= What you will do =
Retype the records below exactly as they appear.

━━━━━━━━━━

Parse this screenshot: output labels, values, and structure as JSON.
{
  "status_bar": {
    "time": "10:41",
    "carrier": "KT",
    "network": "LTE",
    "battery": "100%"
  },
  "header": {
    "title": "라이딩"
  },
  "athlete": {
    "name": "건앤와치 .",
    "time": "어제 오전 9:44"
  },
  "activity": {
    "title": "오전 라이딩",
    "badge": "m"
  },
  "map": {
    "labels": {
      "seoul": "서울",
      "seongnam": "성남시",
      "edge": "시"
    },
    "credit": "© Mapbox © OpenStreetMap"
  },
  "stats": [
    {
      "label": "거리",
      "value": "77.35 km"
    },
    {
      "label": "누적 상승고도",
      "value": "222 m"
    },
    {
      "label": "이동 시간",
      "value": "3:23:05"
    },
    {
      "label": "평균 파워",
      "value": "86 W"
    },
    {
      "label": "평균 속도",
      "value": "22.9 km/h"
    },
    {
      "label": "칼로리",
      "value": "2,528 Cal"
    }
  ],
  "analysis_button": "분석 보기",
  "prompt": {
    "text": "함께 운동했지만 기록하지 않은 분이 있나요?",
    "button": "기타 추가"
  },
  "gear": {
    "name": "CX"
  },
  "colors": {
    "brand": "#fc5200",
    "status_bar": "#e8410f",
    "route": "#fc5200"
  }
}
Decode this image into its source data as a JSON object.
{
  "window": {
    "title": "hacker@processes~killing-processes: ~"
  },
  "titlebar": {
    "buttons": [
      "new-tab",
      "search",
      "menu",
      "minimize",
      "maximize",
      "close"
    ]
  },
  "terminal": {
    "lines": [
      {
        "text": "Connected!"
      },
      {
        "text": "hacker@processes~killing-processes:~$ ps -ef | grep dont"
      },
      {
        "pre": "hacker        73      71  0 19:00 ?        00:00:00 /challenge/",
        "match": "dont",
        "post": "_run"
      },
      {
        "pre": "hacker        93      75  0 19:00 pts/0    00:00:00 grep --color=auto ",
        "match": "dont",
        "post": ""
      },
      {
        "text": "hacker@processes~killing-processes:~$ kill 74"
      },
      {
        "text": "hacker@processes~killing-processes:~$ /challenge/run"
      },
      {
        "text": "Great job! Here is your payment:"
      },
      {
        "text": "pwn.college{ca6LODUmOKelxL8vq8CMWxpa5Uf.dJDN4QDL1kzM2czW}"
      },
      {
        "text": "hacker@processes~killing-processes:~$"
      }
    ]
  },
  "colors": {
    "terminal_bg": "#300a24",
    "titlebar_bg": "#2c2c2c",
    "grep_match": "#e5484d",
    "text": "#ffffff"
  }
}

━━━━━━━━━━

= Task answer =
Parse this screenshot: output labels, values, and structure as JSON.
{
  "status_bar": {
    "time": "10:41",
    "carrier": "KT",
    "network": "LTE",
    "battery": "100%"
  },
  "header": {
    "title": "라이딩"
  },
  "athlete": {
    "name": "건앤와치 .",
    "time": "어제 오전 9:44"
  },
  "activity": {
    "title": "오전 라이딩",
    "badge": "m"
  },
  "map": {
    "labels": {
      "seoul": "서울",
      "seongnam": "성남시",
      "edge": "시"
    },
    "credit": "© Mapbox © OpenStreetMap"
  },
  "stats": [
    {
      "label": "거리",
      "value": "77.35 km"
    },
    {
      "label": "누적 상승고도",
      "value": "222 m"
    },
    {
      "label": "이동 시간",
      "value": "3:23:05"
    },
    {
      "label": "평균 파워",
      "value": "86 W"
    },
    {
      "label": "평균 속도",
      "value": "22.9 km/h"
    },
    {
      "label": "칼로리",
      "value": "2,528 Cal"
    }
  ],
  "analysis_button": "분석 보기",
  "prompt": {
    "text": "함께 운동했지만 기록하지 않은 분이 있나요?",
    "button": "기타 추가"
  },
  "gear": {
    "name": "CX"
  },
  "colors": {
    "brand": "#fc5200",
    "status_bar": "#e8410f",
    "route": "#fc5200"
  }
}
Decode this image into its source data as a JSON object.
{
  "window": {
    "title": "hacker@processes~killing-processes: ~"
  },
  "titlebar": {
    "buttons": [
      "new-tab",
      "search",
      "menu",
      "minimize",
      "maximize",
      "close"
    ]
  },
  "terminal": {
    "lines": [
      {
        "text": "Connected!"
      },
      {
        "text": "hacker@processes~killing-processes:~$ ps -ef | grep dont"
      },
      {
        "pre": "hacker        73      71  0 19:00 ?        00:00:00 /challenge/",
        "match": "dont",
        "post": "_run"
      },
      {
        "pre": "hacker        93      75  0 19:00 pts/0    00:00:00 grep --color=auto ",
        "match": "dont",
        "post": ""
      },
      {
        "text": "hacker@processes~killing-processes:~$ kill 74"
      },
      {
        "text": "hacker@processes~killing-processes:~$ /challenge/run"
      },
      {
        "text": "Great job! Here is your payment:"
      },
      {
        "text": "pwn.college{ca6LODUmOKelxL8vq8CMWxpa5Uf.dJDN4QDL1kzM2czW}"
      },
      {
        "text": "hacker@processes~killing-processes:~$"
      }
    ]
  },
  "colors": {
    "terminal_bg": "#300a24",
    "titlebar_bg": "#2c2c2c",
    "grep_match": "#e5484d",
    "text": "#ffffff"
  }
}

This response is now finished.